Task requirements — Copy the entries below unchanged except for one edit: replace each "legend-marker" with "legend-swatch".

*****

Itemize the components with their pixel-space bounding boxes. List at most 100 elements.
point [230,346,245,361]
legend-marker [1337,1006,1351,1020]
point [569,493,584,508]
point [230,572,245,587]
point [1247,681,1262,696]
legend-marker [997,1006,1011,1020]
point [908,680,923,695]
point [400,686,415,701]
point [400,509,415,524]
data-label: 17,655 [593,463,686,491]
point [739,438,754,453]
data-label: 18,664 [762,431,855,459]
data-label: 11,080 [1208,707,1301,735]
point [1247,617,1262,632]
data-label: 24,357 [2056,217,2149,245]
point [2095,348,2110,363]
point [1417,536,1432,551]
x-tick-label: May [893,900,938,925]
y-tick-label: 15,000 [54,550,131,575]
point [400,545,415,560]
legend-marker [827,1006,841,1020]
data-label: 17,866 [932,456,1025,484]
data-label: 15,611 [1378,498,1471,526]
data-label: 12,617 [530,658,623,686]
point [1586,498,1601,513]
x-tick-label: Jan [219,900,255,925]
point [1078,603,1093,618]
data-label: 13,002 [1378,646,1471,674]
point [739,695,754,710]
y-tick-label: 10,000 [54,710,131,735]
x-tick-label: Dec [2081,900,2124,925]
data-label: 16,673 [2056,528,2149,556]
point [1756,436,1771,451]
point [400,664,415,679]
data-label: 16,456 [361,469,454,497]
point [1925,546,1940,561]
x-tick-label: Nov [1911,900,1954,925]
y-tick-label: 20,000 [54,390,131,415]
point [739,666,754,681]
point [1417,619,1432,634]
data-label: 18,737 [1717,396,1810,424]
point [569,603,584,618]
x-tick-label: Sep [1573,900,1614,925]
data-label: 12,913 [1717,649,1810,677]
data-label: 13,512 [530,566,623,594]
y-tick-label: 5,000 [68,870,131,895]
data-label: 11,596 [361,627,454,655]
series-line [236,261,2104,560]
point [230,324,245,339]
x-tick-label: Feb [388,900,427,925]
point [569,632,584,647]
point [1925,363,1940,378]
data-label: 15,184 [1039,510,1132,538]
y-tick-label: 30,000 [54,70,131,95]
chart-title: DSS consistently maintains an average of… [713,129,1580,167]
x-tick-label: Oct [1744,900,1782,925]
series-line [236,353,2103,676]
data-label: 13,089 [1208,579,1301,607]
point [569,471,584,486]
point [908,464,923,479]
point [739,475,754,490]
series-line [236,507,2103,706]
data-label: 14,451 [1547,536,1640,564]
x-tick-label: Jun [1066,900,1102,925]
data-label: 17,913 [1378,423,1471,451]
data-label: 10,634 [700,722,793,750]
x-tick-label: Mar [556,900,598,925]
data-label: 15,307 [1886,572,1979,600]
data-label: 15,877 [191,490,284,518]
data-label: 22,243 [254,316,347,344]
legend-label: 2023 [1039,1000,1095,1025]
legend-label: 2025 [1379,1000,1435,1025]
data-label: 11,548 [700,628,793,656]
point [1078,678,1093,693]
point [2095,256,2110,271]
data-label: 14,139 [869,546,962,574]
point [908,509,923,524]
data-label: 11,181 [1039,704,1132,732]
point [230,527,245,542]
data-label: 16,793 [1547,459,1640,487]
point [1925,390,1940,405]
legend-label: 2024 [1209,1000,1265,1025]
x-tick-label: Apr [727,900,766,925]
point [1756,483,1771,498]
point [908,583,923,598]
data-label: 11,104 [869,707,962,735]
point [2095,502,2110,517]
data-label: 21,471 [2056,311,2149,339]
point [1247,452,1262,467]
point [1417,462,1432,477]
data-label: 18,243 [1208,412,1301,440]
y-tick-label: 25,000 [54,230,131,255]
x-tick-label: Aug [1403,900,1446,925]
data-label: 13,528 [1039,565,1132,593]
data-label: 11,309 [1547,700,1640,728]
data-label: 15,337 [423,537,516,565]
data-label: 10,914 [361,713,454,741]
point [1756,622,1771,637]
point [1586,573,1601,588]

*****

Written reply —
Itemize the components with their pixel-space bounding boxes. List at most 100 elements.
point [230,346,245,361]
legend-swatch [1337,1006,1351,1020]
point [569,493,584,508]
point [230,572,245,587]
point [1247,681,1262,696]
legend-swatch [997,1006,1011,1020]
point [908,680,923,695]
point [400,686,415,701]
point [400,509,415,524]
data-label: 17,655 [593,463,686,491]
point [739,438,754,453]
data-label: 18,664 [762,431,855,459]
data-label: 11,080 [1208,707,1301,735]
point [1247,617,1262,632]
data-label: 24,357 [2056,217,2149,245]
point [2095,348,2110,363]
point [1417,536,1432,551]
x-tick-label: May [893,900,938,925]
y-tick-label: 15,000 [54,550,131,575]
point [400,545,415,560]
legend-swatch [827,1006,841,1020]
data-label: 17,866 [932,456,1025,484]
data-label: 15,611 [1378,498,1471,526]
data-label: 12,617 [530,658,623,686]
point [1586,498,1601,513]
x-tick-label: Jan [219,900,255,925]
point [1078,603,1093,618]
data-label: 13,002 [1378,646,1471,674]
point [739,695,754,710]
y-tick-label: 10,000 [54,710,131,735]
x-tick-label: Dec [2081,900,2124,925]
data-label: 16,673 [2056,528,2149,556]
point [1756,436,1771,451]
point [400,664,415,679]
data-label: 16,456 [361,469,454,497]
point [1925,546,1940,561]
x-tick-label: Nov [1911,900,1954,925]
y-tick-label: 20,000 [54,390,131,415]
point [739,666,754,681]
point [1417,619,1432,634]
data-label: 18,737 [1717,396,1810,424]
point [569,603,584,618]
x-tick-label: Sep [1573,900,1614,925]
data-label: 12,913 [1717,649,1810,677]
data-label: 13,512 [530,566,623,594]
y-tick-label: 5,000 [68,870,131,895]
data-label: 11,596 [361,627,454,655]
series-line [236,261,2104,560]
point [230,324,245,339]
x-tick-label: Feb [388,900,427,925]
point [569,632,584,647]
point [1925,363,1940,378]
data-label: 15,184 [1039,510,1132,538]
y-tick-label: 30,000 [54,70,131,95]
chart-title: DSS consistently maintains an average of… [713,129,1580,167]
x-tick-label: Oct [1744,900,1782,925]
series-line [236,353,2103,676]
data-label: 13,089 [1208,579,1301,607]
point [569,471,584,486]
point [908,464,923,479]
point [739,475,754,490]
series-line [236,507,2103,706]
data-label: 14,451 [1547,536,1640,564]
x-tick-label: Jun [1066,900,1102,925]
data-label: 17,913 [1378,423,1471,451]
data-label: 10,634 [700,722,793,750]
x-tick-label: Mar [556,900,598,925]
data-label: 15,307 [1886,572,1979,600]
data-label: 15,877 [191,490,284,518]
data-label: 22,243 [254,316,347,344]
legend-label: 2023 [1039,1000,1095,1025]
legend-label: 2025 [1379,1000,1435,1025]
data-label: 11,548 [700,628,793,656]
point [1078,678,1093,693]
point [2095,256,2110,271]
data-label: 14,139 [869,546,962,574]
point [908,509,923,524]
data-label: 11,181 [1039,704,1132,732]
point [230,527,245,542]
data-label: 16,793 [1547,459,1640,487]
point [1925,390,1940,405]
legend-label: 2024 [1209,1000,1265,1025]
x-tick-label: Apr [727,900,766,925]
point [1756,483,1771,498]
point [908,583,923,598]
data-label: 11,104 [869,707,962,735]
point [2095,502,2110,517]
data-label: 21,471 [2056,311,2149,339]
point [1247,452,1262,467]
point [1417,462,1432,477]
data-label: 18,243 [1208,412,1301,440]
y-tick-label: 25,000 [54,230,131,255]
x-tick-label: Aug [1403,900,1446,925]
data-label: 13,528 [1039,565,1132,593]
data-label: 11,309 [1547,700,1640,728]
data-label: 15,337 [423,537,516,565]
data-label: 10,914 [361,713,454,741]
point [1756,622,1771,637]
point [1586,573,1601,588]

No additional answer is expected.